[What to work on]:
All of the records must be repeated exactly.

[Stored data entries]
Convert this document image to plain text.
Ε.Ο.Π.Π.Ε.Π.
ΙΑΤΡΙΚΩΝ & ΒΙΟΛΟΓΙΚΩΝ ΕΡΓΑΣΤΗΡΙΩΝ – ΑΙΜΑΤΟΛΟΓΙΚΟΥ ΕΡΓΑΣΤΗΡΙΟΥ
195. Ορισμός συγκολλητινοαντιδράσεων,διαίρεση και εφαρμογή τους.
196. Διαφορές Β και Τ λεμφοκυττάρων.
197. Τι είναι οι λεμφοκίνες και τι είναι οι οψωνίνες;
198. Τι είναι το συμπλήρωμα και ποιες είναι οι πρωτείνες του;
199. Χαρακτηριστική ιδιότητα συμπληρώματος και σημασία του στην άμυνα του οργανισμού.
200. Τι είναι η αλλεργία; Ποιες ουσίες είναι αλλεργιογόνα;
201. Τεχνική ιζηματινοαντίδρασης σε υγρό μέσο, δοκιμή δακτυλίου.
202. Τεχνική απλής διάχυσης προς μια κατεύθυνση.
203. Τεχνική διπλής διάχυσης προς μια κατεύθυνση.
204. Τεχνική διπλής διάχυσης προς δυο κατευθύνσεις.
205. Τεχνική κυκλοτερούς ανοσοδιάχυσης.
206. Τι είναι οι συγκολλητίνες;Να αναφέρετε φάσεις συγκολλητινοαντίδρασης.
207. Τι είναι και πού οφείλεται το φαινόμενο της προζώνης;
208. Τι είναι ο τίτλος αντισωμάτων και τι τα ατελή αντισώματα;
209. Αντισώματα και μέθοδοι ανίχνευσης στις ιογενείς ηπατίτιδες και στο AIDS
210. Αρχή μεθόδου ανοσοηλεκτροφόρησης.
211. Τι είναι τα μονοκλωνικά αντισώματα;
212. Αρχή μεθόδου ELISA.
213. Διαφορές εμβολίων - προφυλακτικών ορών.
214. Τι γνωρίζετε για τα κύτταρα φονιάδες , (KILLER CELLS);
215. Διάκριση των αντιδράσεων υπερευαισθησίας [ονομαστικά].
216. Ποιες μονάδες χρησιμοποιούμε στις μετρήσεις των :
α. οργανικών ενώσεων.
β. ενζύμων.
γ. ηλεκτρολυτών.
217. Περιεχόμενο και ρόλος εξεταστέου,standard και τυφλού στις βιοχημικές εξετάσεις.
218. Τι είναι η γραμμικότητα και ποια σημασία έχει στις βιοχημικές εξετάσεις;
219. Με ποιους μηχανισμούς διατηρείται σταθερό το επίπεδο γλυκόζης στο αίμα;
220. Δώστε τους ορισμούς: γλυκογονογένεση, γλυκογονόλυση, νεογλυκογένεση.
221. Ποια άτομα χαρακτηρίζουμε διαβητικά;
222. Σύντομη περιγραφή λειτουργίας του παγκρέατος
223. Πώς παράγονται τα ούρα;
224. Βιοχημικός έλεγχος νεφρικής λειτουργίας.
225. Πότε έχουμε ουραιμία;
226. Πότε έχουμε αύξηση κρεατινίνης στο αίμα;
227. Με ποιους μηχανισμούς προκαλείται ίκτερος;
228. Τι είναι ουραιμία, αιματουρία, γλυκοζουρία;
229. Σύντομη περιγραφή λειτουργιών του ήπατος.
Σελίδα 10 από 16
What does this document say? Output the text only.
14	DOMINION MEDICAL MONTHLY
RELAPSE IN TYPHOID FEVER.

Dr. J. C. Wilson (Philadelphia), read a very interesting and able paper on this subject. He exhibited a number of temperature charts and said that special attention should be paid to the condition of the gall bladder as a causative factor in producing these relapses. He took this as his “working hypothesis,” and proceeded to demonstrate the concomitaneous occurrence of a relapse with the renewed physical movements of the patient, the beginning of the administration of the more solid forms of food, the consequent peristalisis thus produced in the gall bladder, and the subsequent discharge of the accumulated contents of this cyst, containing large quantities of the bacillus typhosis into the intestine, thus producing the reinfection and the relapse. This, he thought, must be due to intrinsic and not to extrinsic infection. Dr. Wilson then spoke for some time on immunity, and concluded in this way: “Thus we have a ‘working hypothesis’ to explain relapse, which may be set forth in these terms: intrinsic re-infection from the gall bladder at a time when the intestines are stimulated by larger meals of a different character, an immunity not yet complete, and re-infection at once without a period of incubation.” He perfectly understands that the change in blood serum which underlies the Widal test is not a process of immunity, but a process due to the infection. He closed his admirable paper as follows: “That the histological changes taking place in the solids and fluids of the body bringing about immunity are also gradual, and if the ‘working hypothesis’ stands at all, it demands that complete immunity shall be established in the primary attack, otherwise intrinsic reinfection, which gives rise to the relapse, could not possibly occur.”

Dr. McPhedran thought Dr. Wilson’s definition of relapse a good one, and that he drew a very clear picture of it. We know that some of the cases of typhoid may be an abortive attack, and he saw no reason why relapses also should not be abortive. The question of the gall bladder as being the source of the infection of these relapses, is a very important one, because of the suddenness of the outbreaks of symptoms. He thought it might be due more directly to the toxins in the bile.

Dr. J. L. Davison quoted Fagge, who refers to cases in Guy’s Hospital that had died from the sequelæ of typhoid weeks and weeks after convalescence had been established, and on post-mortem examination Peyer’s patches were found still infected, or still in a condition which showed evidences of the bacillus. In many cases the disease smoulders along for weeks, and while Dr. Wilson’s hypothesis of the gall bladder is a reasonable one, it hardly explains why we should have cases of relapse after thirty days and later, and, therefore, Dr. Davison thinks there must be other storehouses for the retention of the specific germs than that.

[Written answer]:
Convert this document image to plain text.
Ε.Ο.Π.Π.Ε.Π.
ΙΑΤΡΙΚΩΝ & ΒΙΟΛΟΓΙΚΩΝ ΕΡΓΑΣΤΗΡΙΩΝ – ΑΙΜΑΤΟΛΟΓΙΚΟΥ ΕΡΓΑΣΤΗΡΙΟΥ
195. Ορισμός συγκολλητινοαντιδράσεων,διαίρεση και εφαρμογή τους.
196. Διαφορές Β και Τ λεμφοκυττάρων.
197. Τι είναι οι λεμφοκίνες και τι είναι οι οψωνίνες;
198. Τι είναι το συμπλήρωμα και ποιες είναι οι πρωτείνες του;
199. Χαρακτηριστική ιδιότητα συμπληρώματος και σημασία του στην άμυνα του οργανισμού.
200. Τι είναι η αλλεργία; Ποιες ουσίες είναι αλλεργιογόνα;
201. Τεχνική ιζηματινοαντίδρασης σε υγρό μέσο, δοκιμή δακτυλίου.
202. Τεχνική απλής διάχυσης προς μια κατεύθυνση.
203. Τεχνική διπλής διάχυσης προς μια κατεύθυνση.
204. Τεχνική διπλής διάχυσης προς δυο κατευθύνσεις.
205. Τεχνική κυκλοτερούς ανοσοδιάχυσης.
206. Τι είναι οι συγκολλητίνες;Να αναφέρετε φάσεις συγκολλητινοαντίδρασης.
207. Τι είναι και πού οφείλεται το φαινόμενο της προζώνης;
208. Τι είναι ο τίτλος αντισωμάτων και τι τα ατελή αντισώματα;
209. Αντισώματα και μέθοδοι ανίχνευσης στις ιογενείς ηπατίτιδες και στο AIDS
210. Αρχή μεθόδου ανοσοηλεκτροφόρησης.
211. Τι είναι τα μονοκλωνικά αντισώματα;
212. Αρχή μεθόδου ELISA.
213. Διαφορές εμβολίων - προφυλακτικών ορών.
214. Τι γνωρίζετε για τα κύτταρα φονιάδες , (KILLER CELLS);
215. Διάκριση των αντιδράσεων υπερευαισθησίας [ονομαστικά].
216. Ποιες μονάδες χρησιμοποιούμε στις μετρήσεις των :
α. οργανικών ενώσεων.
β. ενζύμων.
γ. ηλεκτρολυτών.
217. Περιεχόμενο και ρόλος εξεταστέου,standard και τυφλού στις βιοχημικές εξετάσεις.
218. Τι είναι η γραμμικότητα και ποια σημασία έχει στις βιοχημικές εξετάσεις;
219. Με ποιους μηχανισμούς διατηρείται σταθερό το επίπεδο γλυκόζης στο αίμα;
220. Δώστε τους ορισμούς: γλυκογονογένεση, γλυκογονόλυση, νεογλυκογένεση.
221. Ποια άτομα χαρακτηρίζουμε διαβητικά;
222. Σύντομη περιγραφή λειτουργίας του παγκρέατος
223. Πώς παράγονται τα ούρα;
224. Βιοχημικός έλεγχος νεφρικής λειτουργίας.
225. Πότε έχουμε ουραιμία;
226. Πότε έχουμε αύξηση κρεατινίνης στο αίμα;
227. Με ποιους μηχανισμούς προκαλείται ίκτερος;
228. Τι είναι ουραιμία, αιματουρία, γλυκοζουρία;
229. Σύντομη περιγραφή λειτουργιών του ήπατος.
Σελίδα 10 από 16
What does this document say? Output the text only.
14	DOMINION MEDICAL MONTHLY
RELAPSE IN TYPHOID FEVER.

Dr. J. C. Wilson (Philadelphia), read a very interesting and able paper on this subject. He exhibited a number of temperature charts and said that special attention should be paid to the condition of the gall bladder as a causative factor in producing these relapses. He took this as his “working hypothesis,” and proceeded to demonstrate the concomitaneous occurrence of a relapse with the renewed physical movements of the patient, the beginning of the administration of the more solid forms of food, the consequent peristalisis thus produced in the gall bladder, and the subsequent discharge of the accumulated contents of this cyst, containing large quantities of the bacillus typhosis into the intestine, thus producing the reinfection and the relapse. This, he thought, must be due to intrinsic and not to extrinsic infection. Dr. Wilson then spoke for some time on immunity, and concluded in this way: “Thus we have a ‘working hypothesis’ to explain relapse, which may be set forth in these terms: intrinsic re-infection from the gall bladder at a time when the intestines are stimulated by larger meals of a different character, an immunity not yet complete, and re-infection at once without a period of incubation.” He perfectly understands that the change in blood serum which underlies the Widal test is not a process of immunity, but a process due to the infection. He closed his admirable paper as follows: “That the histological changes taking place in the solids and fluids of the body bringing about immunity are also gradual, and if the ‘working hypothesis’ stands at all, it demands that complete immunity shall be established in the primary attack, otherwise intrinsic reinfection, which gives rise to the relapse, could not possibly occur.”

Dr. McPhedran thought Dr. Wilson’s definition of relapse a good one, and that he drew a very clear picture of it. We know that some of the cases of typhoid may be an abortive attack, and he saw no reason why relapses also should not be abortive. The question of the gall bladder as being the source of the infection of these relapses, is a very important one, because of the suddenness of the outbreaks of symptoms. He thought it might be due more directly to the toxins in the bile.

Dr. J. L. Davison quoted Fagge, who refers to cases in Guy’s Hospital that had died from the sequelæ of typhoid weeks and weeks after convalescence had been established, and on post-mortem examination Peyer’s patches were found still infected, or still in a condition which showed evidences of the bacillus. In many cases the disease smoulders along for weeks, and while Dr. Wilson’s hypothesis of the gall bladder is a reasonable one, it hardly explains why we should have cases of relapse after thirty days and later, and, therefore, Dr. Davison thinks there must be other storehouses for the retention of the specific germs than that.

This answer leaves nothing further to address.